In the records below, find the line containing "What does this"; give it again exactly, along with every line that follows, and nothing else.
start INFORMATION SHOWN
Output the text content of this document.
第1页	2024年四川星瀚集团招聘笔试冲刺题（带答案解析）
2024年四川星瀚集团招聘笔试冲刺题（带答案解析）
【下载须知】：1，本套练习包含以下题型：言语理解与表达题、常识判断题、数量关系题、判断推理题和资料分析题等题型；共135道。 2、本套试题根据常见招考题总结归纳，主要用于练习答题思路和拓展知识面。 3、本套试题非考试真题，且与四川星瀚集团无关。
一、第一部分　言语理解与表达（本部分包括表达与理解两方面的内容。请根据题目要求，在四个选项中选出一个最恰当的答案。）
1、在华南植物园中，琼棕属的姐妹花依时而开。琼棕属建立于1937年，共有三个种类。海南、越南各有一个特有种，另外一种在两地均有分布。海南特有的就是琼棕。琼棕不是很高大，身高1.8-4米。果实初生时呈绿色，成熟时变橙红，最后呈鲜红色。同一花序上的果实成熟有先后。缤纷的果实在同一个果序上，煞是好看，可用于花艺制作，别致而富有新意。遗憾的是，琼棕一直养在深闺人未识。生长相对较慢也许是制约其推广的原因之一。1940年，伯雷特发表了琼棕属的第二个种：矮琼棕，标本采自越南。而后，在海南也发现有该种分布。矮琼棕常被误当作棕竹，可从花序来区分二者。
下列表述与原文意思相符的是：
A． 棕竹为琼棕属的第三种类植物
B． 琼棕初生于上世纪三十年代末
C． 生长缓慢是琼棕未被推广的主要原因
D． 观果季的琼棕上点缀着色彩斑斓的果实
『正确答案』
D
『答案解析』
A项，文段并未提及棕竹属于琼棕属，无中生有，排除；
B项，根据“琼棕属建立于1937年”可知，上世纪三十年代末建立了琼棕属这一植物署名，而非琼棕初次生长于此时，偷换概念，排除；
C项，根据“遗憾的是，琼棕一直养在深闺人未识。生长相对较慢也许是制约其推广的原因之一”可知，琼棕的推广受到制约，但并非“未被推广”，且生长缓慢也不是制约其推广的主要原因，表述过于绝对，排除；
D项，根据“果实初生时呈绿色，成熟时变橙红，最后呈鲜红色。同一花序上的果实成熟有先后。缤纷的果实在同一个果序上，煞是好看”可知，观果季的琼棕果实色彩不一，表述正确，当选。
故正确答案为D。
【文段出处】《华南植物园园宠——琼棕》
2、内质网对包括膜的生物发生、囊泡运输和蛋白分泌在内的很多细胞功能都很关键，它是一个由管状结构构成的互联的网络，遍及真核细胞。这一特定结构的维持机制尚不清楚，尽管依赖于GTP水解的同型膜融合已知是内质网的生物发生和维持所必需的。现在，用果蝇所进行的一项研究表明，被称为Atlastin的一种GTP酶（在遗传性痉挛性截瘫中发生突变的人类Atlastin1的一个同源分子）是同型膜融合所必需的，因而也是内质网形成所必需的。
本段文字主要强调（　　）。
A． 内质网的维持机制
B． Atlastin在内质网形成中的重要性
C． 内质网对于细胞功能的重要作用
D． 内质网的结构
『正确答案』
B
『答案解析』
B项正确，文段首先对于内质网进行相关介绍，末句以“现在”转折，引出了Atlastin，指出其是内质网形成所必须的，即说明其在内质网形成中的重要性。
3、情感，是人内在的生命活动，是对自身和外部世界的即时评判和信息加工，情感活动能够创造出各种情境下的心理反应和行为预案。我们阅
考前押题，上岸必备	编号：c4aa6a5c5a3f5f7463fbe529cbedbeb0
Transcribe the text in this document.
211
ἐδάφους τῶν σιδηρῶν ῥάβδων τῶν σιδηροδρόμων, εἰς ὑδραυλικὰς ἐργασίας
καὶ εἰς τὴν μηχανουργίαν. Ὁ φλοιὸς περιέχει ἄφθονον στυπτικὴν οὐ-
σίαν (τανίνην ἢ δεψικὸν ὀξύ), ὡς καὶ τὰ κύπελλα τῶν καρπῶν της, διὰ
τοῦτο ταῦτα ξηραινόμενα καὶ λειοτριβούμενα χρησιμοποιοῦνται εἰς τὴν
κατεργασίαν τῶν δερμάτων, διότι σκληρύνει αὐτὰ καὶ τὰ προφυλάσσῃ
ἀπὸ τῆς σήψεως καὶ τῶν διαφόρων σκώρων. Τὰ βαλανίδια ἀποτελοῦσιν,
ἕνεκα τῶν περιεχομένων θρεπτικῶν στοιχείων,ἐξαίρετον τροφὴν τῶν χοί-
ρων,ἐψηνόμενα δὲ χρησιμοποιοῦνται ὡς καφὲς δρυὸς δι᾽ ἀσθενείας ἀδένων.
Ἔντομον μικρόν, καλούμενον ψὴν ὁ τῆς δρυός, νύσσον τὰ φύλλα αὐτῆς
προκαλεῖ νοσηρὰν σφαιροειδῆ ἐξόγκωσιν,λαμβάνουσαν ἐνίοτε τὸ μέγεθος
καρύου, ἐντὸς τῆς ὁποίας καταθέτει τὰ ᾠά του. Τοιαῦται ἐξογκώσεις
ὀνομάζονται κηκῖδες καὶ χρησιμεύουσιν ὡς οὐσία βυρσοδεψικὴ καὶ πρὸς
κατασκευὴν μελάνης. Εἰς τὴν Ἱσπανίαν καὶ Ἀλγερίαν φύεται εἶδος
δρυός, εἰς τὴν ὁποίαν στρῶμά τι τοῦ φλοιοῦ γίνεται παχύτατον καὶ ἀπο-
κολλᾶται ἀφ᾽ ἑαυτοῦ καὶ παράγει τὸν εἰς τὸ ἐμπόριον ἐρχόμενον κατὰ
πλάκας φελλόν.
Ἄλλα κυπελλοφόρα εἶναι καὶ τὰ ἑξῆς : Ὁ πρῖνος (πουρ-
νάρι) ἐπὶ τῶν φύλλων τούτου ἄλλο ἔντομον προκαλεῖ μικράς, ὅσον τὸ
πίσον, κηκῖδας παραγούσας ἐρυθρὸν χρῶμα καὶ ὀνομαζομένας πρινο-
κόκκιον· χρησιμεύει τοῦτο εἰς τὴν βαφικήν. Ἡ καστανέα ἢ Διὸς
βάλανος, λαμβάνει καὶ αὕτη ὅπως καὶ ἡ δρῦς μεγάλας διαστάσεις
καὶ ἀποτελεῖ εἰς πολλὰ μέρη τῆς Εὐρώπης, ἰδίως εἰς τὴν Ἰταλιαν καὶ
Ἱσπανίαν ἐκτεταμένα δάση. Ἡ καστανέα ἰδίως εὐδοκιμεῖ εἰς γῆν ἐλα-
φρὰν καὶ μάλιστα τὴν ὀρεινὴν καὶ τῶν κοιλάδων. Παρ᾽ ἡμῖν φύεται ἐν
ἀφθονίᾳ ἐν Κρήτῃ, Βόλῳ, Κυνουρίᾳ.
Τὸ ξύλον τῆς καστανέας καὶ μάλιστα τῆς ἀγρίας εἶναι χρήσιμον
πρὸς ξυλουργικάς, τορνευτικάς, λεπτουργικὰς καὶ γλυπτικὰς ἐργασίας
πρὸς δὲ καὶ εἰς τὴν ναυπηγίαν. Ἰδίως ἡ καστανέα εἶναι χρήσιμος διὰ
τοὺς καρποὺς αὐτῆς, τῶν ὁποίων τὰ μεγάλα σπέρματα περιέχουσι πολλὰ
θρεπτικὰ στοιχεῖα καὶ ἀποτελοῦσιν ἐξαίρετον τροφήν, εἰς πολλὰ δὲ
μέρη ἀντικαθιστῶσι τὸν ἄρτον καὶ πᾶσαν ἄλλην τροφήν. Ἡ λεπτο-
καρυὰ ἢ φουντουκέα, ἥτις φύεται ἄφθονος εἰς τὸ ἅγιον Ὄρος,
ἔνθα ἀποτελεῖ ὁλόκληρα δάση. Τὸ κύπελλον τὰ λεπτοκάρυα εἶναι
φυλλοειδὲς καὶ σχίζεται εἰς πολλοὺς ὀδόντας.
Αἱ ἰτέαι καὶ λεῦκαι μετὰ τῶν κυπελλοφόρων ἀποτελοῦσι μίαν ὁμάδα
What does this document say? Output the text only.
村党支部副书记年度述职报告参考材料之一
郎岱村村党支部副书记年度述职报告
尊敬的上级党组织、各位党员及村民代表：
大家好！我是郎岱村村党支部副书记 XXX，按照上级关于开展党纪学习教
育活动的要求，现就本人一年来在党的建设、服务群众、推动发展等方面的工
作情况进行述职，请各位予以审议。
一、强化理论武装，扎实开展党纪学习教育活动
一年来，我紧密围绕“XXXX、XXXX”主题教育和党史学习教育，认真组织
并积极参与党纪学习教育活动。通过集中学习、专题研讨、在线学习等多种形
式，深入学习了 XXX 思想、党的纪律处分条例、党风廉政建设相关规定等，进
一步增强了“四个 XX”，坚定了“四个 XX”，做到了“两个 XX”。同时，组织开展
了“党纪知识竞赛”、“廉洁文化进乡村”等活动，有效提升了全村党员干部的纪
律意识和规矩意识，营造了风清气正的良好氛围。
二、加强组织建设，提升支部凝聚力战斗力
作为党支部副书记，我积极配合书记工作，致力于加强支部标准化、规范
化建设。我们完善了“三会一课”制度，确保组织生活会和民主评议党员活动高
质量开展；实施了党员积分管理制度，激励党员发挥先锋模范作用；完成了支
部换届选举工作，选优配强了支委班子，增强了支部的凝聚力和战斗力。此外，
end INFORMATION SHOWN
◆ **THE SOLUTION**:
What does this document say? Output the text only.
村党支部副书记年度述职报告参考材料之一
郎岱村村党支部副书记年度述职报告
尊敬的上级党组织、各位党员及村民代表：
大家好！我是郎岱村村党支部副书记 XXX，按照上级关于开展党纪学习教
育活动的要求，现就本人一年来在党的建设、服务群众、推动发展等方面的工
作情况进行述职，请各位予以审议。
一、强化理论武装，扎实开展党纪学习教育活动
一年来，我紧密围绕“XXXX、XXXX”主题教育和党史学习教育，认真组织
并积极参与党纪学习教育活动。通过集中学习、专题研讨、在线学习等多种形
式，深入学习了 XXX 思想、党的纪律处分条例、党风廉政建设相关规定等，进
一步增强了“四个 XX”，坚定了“四个 XX”，做到了“两个 XX”。同时，组织开展
了“党纪知识竞赛”、“廉洁文化进乡村”等活动，有效提升了全村党员干部的纪
律意识和规矩意识，营造了风清气正的良好氛围。
二、加强组织建设，提升支部凝聚力战斗力
作为党支部副书记，我积极配合书记工作，致力于加强支部标准化、规范
化建设。我们完善了“三会一课”制度，确保组织生活会和民主评议党员活动高
质量开展；实施了党员积分管理制度，激励党员发挥先锋模范作用；完成了支
部换届选举工作，选优配强了支委班子，增强了支部的凝聚力和战斗力。此外，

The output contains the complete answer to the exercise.